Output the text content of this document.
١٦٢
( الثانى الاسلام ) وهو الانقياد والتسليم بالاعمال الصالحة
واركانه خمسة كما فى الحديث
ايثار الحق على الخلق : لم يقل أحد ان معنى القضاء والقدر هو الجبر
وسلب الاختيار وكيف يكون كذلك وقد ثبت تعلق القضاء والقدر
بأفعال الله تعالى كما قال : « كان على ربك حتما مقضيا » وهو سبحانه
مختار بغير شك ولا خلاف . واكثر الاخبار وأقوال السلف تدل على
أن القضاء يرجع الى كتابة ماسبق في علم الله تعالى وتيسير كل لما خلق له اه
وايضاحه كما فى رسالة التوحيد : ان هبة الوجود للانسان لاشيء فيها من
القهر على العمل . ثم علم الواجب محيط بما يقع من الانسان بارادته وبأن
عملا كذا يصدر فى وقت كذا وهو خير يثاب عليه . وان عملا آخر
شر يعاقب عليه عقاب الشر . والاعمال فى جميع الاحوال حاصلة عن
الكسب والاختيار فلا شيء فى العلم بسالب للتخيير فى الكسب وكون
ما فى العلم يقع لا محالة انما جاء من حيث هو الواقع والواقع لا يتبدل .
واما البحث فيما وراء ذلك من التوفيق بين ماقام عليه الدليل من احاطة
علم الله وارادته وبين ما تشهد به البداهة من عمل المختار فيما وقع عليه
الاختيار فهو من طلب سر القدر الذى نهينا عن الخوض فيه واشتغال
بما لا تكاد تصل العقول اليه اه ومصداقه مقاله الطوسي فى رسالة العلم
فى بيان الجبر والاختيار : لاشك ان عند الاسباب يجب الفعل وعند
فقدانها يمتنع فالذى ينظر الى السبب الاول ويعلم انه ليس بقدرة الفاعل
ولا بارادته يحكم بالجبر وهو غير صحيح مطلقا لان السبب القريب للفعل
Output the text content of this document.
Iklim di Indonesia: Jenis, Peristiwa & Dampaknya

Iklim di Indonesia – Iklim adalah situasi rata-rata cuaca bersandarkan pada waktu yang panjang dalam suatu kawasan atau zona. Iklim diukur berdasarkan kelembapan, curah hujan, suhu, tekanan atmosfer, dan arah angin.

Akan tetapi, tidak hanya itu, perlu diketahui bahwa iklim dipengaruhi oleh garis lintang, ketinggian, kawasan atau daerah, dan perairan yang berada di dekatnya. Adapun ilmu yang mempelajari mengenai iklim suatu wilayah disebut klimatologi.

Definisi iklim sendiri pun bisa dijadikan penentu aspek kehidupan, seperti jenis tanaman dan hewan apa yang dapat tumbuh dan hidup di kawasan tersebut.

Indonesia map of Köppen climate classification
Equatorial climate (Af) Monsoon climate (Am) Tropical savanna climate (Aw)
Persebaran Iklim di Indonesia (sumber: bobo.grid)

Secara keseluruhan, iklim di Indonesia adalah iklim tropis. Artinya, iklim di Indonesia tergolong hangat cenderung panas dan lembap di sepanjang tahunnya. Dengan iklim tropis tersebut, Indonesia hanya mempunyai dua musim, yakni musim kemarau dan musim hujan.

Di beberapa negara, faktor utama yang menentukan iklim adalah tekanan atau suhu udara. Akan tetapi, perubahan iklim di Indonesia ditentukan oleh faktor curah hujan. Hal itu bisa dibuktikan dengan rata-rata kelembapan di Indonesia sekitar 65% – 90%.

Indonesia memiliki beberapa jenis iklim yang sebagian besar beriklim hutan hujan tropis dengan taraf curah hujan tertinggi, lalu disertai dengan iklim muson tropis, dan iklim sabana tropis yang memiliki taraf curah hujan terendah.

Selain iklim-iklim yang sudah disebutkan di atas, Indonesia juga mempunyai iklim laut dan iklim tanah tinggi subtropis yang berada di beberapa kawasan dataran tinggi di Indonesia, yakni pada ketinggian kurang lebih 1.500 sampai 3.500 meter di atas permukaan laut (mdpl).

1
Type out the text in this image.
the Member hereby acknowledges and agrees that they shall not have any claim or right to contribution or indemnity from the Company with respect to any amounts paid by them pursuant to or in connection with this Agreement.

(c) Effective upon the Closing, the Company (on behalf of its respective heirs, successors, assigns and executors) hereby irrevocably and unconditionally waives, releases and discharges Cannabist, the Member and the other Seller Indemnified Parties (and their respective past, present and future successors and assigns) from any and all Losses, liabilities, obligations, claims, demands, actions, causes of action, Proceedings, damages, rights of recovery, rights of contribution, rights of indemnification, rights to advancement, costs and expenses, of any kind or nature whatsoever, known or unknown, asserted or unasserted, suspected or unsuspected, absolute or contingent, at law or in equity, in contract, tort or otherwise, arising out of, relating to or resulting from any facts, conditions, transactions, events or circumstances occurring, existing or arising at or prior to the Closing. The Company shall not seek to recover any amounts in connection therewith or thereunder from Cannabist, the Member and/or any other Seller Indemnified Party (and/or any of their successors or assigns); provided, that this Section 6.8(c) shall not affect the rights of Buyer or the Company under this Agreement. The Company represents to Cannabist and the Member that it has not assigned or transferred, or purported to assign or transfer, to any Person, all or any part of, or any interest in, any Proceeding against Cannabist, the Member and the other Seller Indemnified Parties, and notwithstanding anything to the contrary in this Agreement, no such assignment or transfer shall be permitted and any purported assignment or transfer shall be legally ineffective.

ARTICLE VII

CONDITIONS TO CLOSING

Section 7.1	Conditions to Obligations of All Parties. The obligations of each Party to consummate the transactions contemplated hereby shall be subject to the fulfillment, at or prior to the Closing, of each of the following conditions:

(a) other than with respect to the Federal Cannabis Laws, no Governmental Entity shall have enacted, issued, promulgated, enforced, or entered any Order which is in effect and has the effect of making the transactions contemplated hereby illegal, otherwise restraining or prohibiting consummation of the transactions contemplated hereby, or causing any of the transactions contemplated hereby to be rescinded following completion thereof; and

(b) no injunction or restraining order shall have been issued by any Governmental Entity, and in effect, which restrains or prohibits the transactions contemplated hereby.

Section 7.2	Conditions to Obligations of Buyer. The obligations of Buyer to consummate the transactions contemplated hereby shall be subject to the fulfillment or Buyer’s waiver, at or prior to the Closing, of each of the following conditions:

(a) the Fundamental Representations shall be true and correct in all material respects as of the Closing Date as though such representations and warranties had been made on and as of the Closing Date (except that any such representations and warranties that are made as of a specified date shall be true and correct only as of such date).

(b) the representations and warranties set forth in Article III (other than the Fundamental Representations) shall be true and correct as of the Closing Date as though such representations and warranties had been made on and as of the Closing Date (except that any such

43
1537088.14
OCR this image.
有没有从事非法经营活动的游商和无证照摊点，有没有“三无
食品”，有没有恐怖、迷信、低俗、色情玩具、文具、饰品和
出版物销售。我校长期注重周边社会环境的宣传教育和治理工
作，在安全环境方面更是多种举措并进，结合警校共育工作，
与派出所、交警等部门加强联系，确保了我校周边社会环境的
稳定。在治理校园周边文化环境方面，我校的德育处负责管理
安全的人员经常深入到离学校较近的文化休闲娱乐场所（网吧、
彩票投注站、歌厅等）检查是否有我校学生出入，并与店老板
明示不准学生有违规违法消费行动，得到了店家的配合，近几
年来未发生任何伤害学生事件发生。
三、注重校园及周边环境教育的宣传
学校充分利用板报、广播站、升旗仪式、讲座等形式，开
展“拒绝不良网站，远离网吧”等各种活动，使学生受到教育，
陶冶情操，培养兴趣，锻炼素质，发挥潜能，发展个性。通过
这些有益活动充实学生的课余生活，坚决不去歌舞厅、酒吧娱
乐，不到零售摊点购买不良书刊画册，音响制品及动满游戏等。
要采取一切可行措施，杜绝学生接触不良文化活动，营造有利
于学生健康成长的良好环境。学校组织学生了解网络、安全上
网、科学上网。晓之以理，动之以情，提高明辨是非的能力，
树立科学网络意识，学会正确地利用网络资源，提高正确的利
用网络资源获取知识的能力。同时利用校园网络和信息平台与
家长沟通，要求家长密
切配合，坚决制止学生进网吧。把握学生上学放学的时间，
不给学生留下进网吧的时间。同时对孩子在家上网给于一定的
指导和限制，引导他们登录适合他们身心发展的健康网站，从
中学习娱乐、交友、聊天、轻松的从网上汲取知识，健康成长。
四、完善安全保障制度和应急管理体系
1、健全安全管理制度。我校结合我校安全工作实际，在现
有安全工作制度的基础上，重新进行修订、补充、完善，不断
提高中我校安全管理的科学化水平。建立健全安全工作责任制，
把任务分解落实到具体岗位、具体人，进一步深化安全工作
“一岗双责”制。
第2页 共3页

■ ■ ■ ■

● **Goal**: Copy every line of the listing containing the string "suatu".

● **Output below**:
Iklim di Indonesia – Iklim adalah situasi rata-rata cuaca bersandarkan pada waktu yang panjang dalam suatu kawasan atau zona. Iklim diukur berdasarkan kelembapan, curah hujan, suhu, tekanan atmosfer, dan arah angin.
Akan tetapi, tidak hanya itu, perlu diketahui bahwa iklim dipengaruhi oleh garis lintang, ketinggian, kawasan atau daerah, dan perairan yang berada di dekatnya. Adapun ilmu yang mempelajari mengenai iklim suatu wilayah disebut klimatologi.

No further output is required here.